» Alıntı
........

Bağımsızlık bir ulusun en temel hakkıdır. Ancak bir siyasal örgüte
neyi savunmasını gerektiğini belirtmenin ötesinde dayatmakta abestir.
Ancak şöyle bir formülasyona ihtiyaç duyabiliriz, Kürtler eğer
bağımsızlık isteyeceklerse şimdiye kadar verdikleri bedeller azdır,
ancak anayasal vatandaşlık istenecekse verilen bedeller çoktur.
Bu açıdan kimin neyi talep ettiği ve nasıl mücedele ettiği o gücün
spesifik durumunu gösterir. Ancak bundan daha önemli olan Kürt halkının
Ortadoğu'da ki rolü ve bu rol üzerinde üstlenecegi konumdur. Kürt
siyaset güçleri bu konum üzerinde birleşmek zorunda kalmaları, beklenen
durum olacaktır.

........

» Kayıtlı veriler
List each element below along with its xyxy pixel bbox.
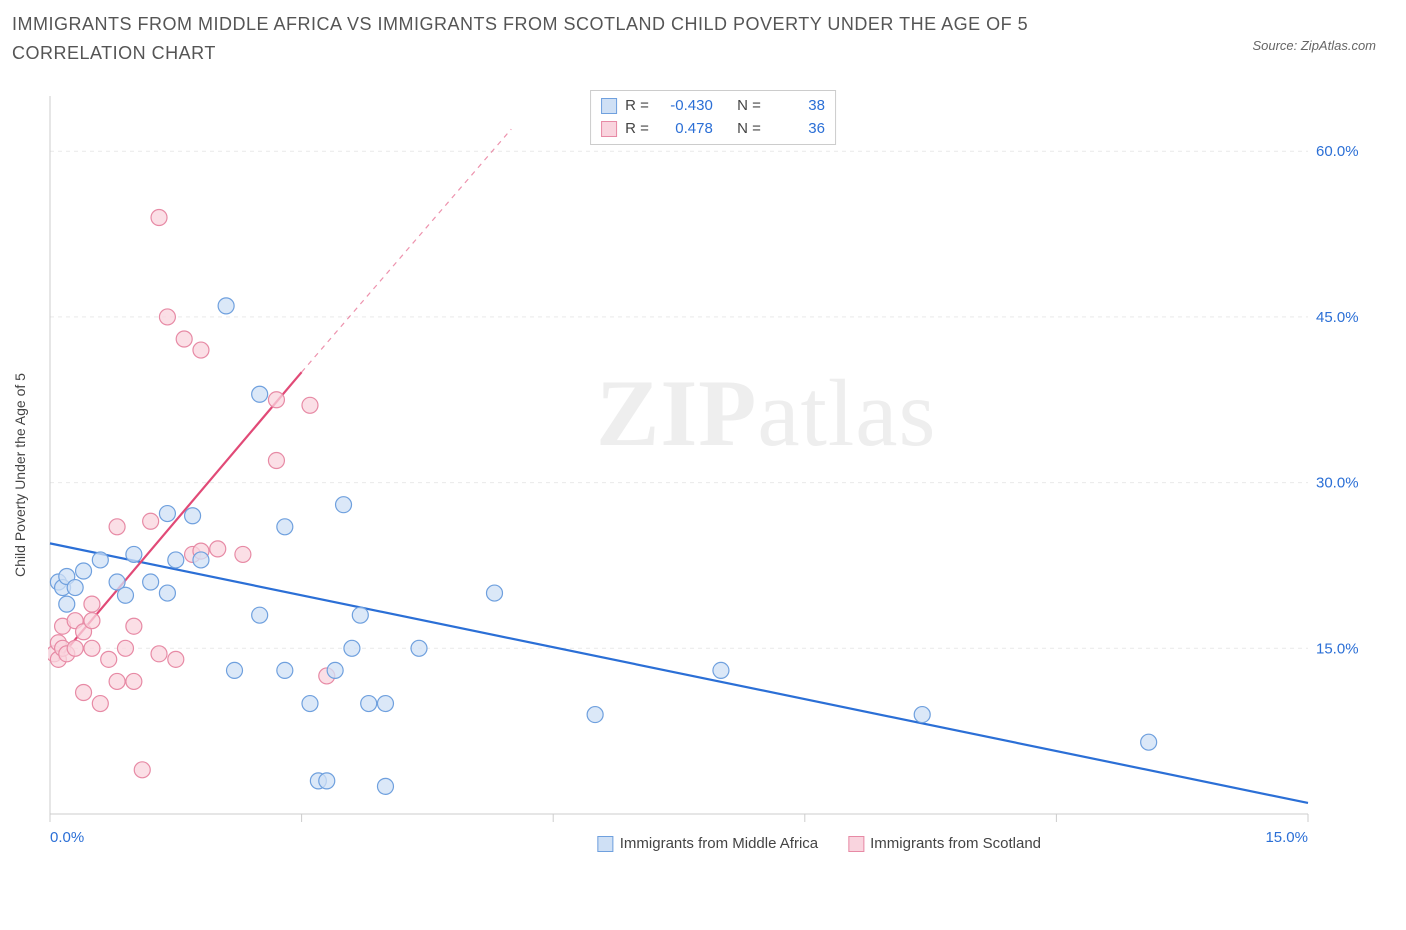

........

» Belirtilen amaç A
Bağımsızlık ve Kürt siyaseti üzerine olan alıntıda "Ancak şöyle bir" sözcüklerini içeren yerle başlayıp "durum olacaktır." sözcükleriyle biten bölümü hiç değiştirmeden aktarın.
» Belirtilen amaç B
Bağımsızlık ve Kürt siyaseti üzerine olan alıntıyı iki cümleyle özetleyin.
Verilerin bu işte hiçbir rolü yoktur.

» Tam çözüm A
Ancak şöyle bir formülasyona ihtiyaç duyabiliriz, Kürtler eğer
bağımsızlık isteyeceklerse şimdiye kadar verdikleri bedeller azdır,
ancak anayasal vatandaşlık istenecekse verilen bedeller çoktur.
Bu açıdan kimin neyi talep ettiği ve nasıl mücedele ettiği o gücün
spesifik durumunu gösterir. Ancak bundan daha önemli olan Kürt halkının
Ortadoğu'da ki rolü ve bu rol üzerinde üstlenecegi konumdur. Kürt
siyaset güçleri bu konum üzerinde birleşmek zorunda kalmaları, beklenen
durum olacaktır.

» Tam çözüm B
Bağımsızlık bir ulusun en temel hakkıdır, ancak bir siyasal örgüte neyi savunacağını dayatmak abestir; Kürtler bağımsızlık isterse şimdiye kadar ödedikleri bedeller azdır, anayasal vatandaşlık isterse çoktur. Bundan daha önemli olan, Kürt halkının Ortadoğu'daki rolü ve bu rol üzerinde üstleneceği konumdur; Kürt siyaset güçlerinin bu konumda birleşmek zorunda kalması beklenen durum olacaktır.